--- start of GIVEN RECORDS ---
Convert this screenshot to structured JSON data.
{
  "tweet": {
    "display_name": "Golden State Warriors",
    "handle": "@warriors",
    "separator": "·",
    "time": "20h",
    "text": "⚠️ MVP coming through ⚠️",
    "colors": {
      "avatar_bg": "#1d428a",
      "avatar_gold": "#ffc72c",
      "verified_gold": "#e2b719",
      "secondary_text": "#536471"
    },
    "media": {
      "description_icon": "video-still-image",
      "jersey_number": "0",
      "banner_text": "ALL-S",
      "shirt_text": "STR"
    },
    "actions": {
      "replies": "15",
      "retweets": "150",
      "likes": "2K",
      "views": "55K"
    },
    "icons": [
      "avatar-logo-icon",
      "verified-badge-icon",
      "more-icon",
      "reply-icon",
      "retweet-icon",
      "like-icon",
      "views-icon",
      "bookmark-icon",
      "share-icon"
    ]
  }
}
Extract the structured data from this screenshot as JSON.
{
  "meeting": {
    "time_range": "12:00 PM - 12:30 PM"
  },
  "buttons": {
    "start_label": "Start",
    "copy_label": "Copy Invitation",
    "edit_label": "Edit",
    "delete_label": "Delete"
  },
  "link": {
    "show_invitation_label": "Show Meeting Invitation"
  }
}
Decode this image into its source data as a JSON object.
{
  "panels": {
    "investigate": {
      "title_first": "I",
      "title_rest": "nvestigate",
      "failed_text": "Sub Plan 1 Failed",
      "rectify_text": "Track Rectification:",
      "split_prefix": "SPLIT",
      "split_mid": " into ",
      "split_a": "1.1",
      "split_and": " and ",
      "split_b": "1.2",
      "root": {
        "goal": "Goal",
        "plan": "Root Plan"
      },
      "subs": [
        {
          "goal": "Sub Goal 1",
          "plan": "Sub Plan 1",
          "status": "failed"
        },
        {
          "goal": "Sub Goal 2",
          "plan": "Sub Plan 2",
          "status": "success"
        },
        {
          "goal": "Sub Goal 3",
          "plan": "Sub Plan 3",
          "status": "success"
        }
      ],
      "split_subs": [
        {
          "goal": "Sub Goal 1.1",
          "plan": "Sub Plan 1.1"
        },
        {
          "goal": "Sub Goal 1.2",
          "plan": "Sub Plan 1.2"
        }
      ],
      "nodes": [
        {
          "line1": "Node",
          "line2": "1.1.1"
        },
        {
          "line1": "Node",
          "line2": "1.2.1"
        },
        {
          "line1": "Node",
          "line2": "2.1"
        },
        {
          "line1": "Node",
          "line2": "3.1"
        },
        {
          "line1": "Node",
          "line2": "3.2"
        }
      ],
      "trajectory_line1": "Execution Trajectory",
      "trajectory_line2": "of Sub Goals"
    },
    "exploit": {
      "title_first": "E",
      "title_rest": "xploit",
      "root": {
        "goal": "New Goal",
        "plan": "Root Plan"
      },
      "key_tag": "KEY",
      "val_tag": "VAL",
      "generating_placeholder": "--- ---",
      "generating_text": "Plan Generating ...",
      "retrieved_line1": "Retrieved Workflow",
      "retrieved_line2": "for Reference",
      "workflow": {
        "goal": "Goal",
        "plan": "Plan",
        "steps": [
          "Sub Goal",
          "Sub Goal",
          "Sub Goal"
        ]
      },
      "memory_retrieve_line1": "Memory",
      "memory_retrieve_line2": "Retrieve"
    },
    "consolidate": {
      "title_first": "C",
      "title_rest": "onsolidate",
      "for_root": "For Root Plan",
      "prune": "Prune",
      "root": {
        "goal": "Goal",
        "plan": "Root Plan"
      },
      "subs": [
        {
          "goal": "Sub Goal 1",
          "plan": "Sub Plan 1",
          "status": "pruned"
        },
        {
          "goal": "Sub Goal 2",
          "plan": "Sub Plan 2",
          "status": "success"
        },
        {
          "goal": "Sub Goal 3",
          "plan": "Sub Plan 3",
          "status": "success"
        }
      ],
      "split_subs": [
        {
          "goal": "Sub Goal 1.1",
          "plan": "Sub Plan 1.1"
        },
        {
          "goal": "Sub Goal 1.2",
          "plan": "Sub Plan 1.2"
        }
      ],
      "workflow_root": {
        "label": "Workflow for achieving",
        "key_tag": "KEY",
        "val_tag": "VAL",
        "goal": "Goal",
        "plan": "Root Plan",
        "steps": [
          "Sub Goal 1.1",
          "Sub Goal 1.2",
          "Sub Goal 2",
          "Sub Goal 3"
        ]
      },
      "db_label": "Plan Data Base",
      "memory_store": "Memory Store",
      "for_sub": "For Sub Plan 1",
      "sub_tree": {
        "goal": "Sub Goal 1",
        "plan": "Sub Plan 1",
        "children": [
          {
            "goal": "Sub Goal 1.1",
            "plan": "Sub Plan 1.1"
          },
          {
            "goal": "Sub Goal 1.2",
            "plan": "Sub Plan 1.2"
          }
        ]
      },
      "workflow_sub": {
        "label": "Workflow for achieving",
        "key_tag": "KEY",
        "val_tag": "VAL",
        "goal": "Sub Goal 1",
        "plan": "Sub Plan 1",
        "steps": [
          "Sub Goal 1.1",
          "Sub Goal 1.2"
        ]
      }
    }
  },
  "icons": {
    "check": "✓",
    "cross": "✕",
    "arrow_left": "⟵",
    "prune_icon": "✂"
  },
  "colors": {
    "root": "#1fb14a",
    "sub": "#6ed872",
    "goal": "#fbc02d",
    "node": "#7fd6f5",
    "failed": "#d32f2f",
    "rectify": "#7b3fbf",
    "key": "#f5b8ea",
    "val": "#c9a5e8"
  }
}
--- end of GIVEN RECORDS ---
▸ EXERCISE AIM: Search the listing for the string "JSON". Copy each line where it turns up.

▸ ANSWER BELOW:
Convert this screenshot to structured JSON data.
Extract the structured data from this screenshot as JSON.
Decode this image into its source data as a JSON object.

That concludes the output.